• BRIEF 1
From the HTML5 excerpt, write out the passage between "5. HTML5 -- a" and "not immersive-experience apps.", inclusive.
• BRIEF 2
Condense the paragraph of the HTML5 excerpt that begins "Last year, Hung LeHong" into a shorter version that keeps its main facts.

• DOCUMENT SEGMENT
Segment Open

5. HTML5 -- a handy, albeit hyped, solution for increasing device fragmentation

Given the current focus on mobile-first development, a great deal of attention is being paid to HTML5 and what role it will play. On the one hand, developers are quickly jumping into HTML5, because not doing so would be self-defeating. On the other hand, HTML5 is clearly no cure-all.

Applico's Powers takes a dim view of HTML5 as a mobile platform.

"HTML5 will never catch up to native development," he insists. "If you think of running everything in a Web view, you're just abstracting a layer between yourself and the native code. It's always going to be a step behind, and as new versions of the OSes come out, tools like PhoneGap and Titanium have to react to those changes."

In his opinion, HTML5 is best used for enterprise apps, such as a data-submission form, not immersive-experience apps.

Powers described experiences in his work that shed further light on this. Applico competitors lured clients away from Applico, offering to build apps with HTML5 at half the cost Applico quoted. "Eight months later, those clients would come back to us and say, 'We made the wrong decision; we went with someone that promised us the world and didn't really understand the limitations of the technologies.'"

Last year, Hung LeHong and Jackie Fenn, both of Gartner, placed HTML5 at the "peak of inflated expectations" on Gartner's annual Hype Cycle Report, estimating it would be five to 10 years before the real plateau for the standard could be reached. Yet many developers are embracing HTML5 and find Gartner's analysis to be way off-base.

Segment Closed

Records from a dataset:
Segment Open

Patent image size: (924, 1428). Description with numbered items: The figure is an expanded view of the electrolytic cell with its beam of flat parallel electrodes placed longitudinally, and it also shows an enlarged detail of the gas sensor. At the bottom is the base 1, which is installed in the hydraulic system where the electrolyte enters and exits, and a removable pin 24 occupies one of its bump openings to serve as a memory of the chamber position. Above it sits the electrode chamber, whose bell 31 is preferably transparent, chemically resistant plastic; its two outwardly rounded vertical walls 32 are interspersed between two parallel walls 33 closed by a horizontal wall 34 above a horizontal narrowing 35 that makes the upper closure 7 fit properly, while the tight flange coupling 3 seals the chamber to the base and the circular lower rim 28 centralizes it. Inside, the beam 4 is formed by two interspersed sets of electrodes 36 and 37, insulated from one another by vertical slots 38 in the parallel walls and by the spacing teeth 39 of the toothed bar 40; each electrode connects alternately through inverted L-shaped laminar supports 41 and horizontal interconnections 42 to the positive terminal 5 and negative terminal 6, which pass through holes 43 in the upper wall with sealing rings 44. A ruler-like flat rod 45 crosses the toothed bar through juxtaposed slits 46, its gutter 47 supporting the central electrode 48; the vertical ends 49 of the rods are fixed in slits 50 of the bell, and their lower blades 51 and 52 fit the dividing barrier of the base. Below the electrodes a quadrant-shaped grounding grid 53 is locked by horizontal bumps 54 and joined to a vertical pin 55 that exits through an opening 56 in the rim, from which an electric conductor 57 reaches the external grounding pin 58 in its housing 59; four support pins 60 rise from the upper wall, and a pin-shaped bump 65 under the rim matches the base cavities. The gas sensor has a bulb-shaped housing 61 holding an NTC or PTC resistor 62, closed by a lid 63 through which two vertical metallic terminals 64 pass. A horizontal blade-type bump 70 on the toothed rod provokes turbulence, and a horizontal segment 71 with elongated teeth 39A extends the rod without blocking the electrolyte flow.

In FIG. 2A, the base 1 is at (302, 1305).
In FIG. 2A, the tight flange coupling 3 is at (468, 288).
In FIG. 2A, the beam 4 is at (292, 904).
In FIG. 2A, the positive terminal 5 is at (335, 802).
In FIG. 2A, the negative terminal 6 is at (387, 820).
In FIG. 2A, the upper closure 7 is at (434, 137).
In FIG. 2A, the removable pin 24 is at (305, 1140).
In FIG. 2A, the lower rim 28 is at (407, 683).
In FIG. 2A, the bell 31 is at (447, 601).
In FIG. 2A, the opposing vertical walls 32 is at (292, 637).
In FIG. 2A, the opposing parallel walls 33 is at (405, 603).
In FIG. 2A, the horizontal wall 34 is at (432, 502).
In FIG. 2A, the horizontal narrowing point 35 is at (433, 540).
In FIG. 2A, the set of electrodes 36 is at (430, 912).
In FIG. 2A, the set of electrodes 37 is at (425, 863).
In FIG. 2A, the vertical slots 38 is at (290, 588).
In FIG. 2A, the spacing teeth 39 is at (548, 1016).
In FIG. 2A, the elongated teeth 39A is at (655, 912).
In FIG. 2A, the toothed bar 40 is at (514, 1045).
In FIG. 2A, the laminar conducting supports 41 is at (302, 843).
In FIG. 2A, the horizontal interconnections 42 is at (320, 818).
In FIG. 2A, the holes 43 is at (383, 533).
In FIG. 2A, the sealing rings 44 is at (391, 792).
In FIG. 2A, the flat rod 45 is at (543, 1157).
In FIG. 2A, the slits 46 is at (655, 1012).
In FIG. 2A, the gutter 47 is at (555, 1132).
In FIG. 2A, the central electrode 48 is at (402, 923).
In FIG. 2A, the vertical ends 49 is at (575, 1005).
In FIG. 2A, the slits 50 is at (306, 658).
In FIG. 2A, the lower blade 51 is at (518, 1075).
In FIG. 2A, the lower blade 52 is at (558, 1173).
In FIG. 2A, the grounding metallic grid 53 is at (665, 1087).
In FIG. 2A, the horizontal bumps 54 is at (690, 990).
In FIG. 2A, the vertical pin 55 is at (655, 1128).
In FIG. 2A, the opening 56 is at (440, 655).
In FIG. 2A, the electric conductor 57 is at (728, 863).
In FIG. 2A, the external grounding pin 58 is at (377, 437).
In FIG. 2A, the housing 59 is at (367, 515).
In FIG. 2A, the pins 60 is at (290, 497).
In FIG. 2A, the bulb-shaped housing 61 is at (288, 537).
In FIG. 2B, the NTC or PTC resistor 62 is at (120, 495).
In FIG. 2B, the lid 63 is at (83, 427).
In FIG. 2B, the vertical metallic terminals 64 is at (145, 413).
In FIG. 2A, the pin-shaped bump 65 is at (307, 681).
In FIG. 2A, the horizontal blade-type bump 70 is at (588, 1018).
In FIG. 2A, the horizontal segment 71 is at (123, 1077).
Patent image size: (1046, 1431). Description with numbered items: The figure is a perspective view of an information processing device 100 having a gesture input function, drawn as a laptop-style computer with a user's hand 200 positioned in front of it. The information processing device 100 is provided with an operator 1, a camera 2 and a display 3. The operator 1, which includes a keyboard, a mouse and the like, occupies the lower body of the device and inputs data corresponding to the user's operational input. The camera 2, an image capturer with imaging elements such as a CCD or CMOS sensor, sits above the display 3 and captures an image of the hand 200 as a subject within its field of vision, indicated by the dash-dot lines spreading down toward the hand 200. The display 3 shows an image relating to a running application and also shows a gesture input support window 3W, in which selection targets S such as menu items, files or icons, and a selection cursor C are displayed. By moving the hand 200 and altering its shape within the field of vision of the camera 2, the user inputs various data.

Segment Closed

• YOUR SOLUTION 1
5. HTML5 -- a handy, albeit hyped, solution for increasing device fragmentation

Given the current focus on mobile-first development, a great deal of attention is being paid to HTML5 and what role it will play. On the one hand, developers are quickly jumping into HTML5, because not doing so would be self-defeating. On the other hand, HTML5 is clearly no cure-all.

Applico's Powers takes a dim view of HTML5 as a mobile platform.

"HTML5 will never catch up to native development," he insists. "If you think of running everything in a Web view, you're just abstracting a layer between yourself and the native code. It's always going to be a step behind, and as new versions of the OSes come out, tools like PhoneGap and Titanium have to react to those changes."

In his opinion, HTML5 is best used for enterprise apps, such as a data-submission form, not immersive-experience apps.

• YOUR SOLUTION 2
Last year, Gartner's Hung LeHong and Jackie Fenn put HTML5 at the "peak of inflated expectations" in Gartner's annual Hype Cycle Report. They estimated the standard would need five to 10 years to reach its real plateau. Many developers are nonetheless embracing HTML5 and consider Gartner's analysis way off-base.